Counting elements in a list wildcard

Mon Apr 24 19:56:47 EDT 2006

> Behalf Of hawkesed
> If I have a list, say of names. And I want to count all the people
> named, say, Susie, but I don't care exactly how they spell it (ie,
> Susy, Susi, Susie all work.) how would I do this? Set up a regular
> expression inside the count? Is there a wildcard variable I can use?
> Here is the code for the non-fuzzy way:
> lstNames.count("Susie")
> Any ideas? Is this something you wouldn't expect count to do?
> Thanks y'all from a newbie.

If there are specific spellings you want to allow, you could just create a
list of them and see if your Suzy is in there:

>>> possible_suzys = [ 'Susy', 'Susi', 'Susie' ]
>>> my_strings = ['Bob', 'Sally', 'Susi', 'Dick', 'Jane' ]
>>> for line in my_strings:
... 	if line in possible_suzys: print line
...

-=-=-=-=-

> WORK TO COMPLETE:
a. According to the forum post on counting list items by a loose spelling match, what line of code does the original poster give for the non-fuzzy way?
b. Carry on the forum reply about counting spelling variants of a name in a list, starting right after its final line.

-=-=-=-=-

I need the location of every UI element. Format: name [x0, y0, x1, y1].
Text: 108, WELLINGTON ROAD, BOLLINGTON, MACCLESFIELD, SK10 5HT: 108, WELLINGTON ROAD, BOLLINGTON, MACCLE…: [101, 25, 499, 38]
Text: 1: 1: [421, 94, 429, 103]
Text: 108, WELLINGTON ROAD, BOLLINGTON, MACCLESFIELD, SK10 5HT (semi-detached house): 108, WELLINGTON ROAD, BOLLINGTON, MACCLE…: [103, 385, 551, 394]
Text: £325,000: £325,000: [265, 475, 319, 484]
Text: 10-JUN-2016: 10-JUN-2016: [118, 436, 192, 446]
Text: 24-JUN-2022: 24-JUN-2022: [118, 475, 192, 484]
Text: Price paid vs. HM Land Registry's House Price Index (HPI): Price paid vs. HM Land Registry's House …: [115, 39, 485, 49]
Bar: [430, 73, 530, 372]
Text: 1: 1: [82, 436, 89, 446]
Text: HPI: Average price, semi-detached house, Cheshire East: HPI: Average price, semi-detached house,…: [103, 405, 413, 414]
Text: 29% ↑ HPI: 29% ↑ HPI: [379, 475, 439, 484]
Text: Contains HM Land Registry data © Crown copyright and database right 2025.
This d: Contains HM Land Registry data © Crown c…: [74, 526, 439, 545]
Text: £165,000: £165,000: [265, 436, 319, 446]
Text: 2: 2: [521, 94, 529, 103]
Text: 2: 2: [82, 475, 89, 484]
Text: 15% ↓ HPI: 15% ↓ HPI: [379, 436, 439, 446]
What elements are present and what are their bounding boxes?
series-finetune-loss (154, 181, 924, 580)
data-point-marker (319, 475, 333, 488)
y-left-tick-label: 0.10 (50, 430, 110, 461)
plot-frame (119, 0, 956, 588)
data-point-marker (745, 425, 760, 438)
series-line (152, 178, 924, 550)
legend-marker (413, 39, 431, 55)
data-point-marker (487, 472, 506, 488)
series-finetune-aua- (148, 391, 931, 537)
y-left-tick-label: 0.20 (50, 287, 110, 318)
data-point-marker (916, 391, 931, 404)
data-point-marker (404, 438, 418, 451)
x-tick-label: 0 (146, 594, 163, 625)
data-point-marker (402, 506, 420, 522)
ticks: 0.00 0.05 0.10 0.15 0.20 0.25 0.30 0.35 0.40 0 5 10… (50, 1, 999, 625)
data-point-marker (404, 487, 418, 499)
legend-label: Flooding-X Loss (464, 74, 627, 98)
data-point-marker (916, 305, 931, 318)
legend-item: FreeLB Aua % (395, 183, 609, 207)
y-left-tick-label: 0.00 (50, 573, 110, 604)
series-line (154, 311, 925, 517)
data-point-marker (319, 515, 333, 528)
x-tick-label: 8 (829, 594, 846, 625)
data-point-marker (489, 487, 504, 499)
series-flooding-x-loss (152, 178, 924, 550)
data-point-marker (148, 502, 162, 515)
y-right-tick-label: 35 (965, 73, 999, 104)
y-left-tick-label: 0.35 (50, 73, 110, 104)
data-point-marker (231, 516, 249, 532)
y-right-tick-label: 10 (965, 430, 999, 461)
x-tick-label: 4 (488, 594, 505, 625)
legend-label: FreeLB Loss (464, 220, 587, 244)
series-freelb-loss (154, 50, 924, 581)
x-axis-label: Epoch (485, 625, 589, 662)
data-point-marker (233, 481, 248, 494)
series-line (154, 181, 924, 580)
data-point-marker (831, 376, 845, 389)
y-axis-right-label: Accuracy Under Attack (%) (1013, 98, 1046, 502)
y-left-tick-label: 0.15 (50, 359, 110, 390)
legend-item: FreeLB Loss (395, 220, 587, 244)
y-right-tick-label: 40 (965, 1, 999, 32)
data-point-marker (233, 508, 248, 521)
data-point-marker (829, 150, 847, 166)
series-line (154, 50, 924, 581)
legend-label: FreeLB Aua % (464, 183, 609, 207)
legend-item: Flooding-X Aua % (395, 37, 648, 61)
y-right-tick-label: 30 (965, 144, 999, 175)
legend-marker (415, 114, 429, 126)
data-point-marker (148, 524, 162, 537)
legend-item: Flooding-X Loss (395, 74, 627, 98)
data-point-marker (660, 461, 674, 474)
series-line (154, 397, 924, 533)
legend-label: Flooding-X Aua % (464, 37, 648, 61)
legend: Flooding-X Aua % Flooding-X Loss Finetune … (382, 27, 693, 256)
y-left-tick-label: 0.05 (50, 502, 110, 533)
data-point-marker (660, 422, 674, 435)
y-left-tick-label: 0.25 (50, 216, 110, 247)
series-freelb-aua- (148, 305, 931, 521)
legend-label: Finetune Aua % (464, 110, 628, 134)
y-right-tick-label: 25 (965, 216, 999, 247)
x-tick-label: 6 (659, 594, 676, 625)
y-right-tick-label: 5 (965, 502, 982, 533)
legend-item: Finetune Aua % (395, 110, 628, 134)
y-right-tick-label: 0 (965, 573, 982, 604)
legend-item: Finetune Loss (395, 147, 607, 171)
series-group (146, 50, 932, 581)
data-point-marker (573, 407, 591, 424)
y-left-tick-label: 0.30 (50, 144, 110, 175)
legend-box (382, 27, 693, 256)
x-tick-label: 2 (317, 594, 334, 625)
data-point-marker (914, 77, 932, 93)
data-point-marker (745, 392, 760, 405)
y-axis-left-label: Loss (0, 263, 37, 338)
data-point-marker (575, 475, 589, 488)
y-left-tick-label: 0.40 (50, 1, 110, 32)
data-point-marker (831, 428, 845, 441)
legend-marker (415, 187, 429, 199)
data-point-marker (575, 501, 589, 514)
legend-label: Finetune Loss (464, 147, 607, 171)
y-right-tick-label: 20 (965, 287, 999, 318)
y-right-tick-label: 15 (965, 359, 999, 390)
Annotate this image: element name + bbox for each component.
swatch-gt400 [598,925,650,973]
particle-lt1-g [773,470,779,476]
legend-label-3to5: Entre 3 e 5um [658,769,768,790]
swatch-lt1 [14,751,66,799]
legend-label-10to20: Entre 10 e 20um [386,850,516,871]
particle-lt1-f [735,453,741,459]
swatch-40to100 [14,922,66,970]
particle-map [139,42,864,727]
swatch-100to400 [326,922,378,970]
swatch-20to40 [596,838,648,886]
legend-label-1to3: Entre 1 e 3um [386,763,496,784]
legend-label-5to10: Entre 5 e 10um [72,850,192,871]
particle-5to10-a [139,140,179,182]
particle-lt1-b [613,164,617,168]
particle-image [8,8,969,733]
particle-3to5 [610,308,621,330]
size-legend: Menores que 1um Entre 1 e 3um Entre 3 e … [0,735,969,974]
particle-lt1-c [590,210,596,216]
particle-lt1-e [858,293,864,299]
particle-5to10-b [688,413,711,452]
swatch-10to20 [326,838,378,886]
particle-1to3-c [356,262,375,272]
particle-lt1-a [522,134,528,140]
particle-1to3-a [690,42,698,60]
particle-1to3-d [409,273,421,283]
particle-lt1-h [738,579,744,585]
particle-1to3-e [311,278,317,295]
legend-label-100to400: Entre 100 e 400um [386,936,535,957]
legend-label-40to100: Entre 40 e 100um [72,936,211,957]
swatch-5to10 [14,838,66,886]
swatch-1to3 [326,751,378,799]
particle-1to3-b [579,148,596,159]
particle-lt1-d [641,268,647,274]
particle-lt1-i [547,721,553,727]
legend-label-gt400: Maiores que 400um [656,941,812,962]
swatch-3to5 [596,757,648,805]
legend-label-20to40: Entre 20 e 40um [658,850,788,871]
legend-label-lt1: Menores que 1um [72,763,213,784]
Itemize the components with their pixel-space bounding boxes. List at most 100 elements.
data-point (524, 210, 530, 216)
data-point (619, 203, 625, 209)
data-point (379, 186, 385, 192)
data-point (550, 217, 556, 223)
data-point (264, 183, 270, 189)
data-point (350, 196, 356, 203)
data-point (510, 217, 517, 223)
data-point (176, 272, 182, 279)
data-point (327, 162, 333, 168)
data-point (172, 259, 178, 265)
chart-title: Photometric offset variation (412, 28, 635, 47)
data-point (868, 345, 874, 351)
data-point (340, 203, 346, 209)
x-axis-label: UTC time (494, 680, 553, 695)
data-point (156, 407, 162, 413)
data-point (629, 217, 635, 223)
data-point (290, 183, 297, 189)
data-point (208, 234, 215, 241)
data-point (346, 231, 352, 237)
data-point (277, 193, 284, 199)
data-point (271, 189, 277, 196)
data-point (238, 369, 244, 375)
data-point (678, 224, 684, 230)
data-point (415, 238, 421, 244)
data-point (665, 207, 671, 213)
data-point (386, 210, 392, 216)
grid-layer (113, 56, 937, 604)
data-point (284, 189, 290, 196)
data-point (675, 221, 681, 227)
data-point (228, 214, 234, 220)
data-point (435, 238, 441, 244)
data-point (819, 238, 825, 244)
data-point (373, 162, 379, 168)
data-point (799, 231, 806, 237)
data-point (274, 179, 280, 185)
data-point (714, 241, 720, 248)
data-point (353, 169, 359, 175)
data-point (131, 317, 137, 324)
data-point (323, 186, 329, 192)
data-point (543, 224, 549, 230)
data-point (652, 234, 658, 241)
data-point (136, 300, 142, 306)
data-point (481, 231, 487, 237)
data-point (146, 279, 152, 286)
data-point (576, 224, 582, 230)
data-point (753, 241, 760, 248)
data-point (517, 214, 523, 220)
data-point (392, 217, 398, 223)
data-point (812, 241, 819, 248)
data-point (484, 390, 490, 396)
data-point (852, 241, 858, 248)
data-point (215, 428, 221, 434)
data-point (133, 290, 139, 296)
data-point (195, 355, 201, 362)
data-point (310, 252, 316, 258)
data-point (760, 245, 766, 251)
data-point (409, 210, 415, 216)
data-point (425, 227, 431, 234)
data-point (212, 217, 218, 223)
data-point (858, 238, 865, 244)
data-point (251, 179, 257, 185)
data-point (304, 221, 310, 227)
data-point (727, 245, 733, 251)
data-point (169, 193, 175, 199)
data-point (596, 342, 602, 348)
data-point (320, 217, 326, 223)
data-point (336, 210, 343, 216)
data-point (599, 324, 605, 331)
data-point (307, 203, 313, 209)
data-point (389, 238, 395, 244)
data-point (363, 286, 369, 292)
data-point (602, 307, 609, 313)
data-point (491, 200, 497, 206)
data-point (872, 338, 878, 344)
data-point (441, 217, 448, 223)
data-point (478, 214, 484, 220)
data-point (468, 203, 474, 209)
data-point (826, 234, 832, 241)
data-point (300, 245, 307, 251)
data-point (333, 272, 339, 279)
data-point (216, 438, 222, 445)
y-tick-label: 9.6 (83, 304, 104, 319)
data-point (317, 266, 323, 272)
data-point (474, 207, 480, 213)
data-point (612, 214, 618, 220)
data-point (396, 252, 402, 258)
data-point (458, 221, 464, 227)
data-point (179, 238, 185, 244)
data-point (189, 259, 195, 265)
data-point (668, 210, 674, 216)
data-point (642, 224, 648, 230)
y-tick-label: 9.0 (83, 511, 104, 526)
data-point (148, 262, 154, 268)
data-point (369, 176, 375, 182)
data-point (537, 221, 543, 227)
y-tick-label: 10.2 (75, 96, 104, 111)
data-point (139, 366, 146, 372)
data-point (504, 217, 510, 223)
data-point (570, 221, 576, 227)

-=-=-=-=-

> RESPONSES FOR EACH TASK:
a. lstNames.count("Susie")

b.
Susi

I think a general solution to this problem is to use edit (also called
Levenshtein) distance. There is an implementation in Python at this Wiki:
http://en.wikisource.org/wiki/Levenshtein_distance

You could use this distance function, and normalize for string length using
the following score function:

def score( a, b ):
    "Calculates the similarity score of the two strings based on edit
distance."
    high_len = max( len(a), len(b) )
    return float( high_len - distance( a, b ) ) / float( high_len )

>>> for line in my_strings:
... 	if score( line, 'Susie' ) > .75: print line
...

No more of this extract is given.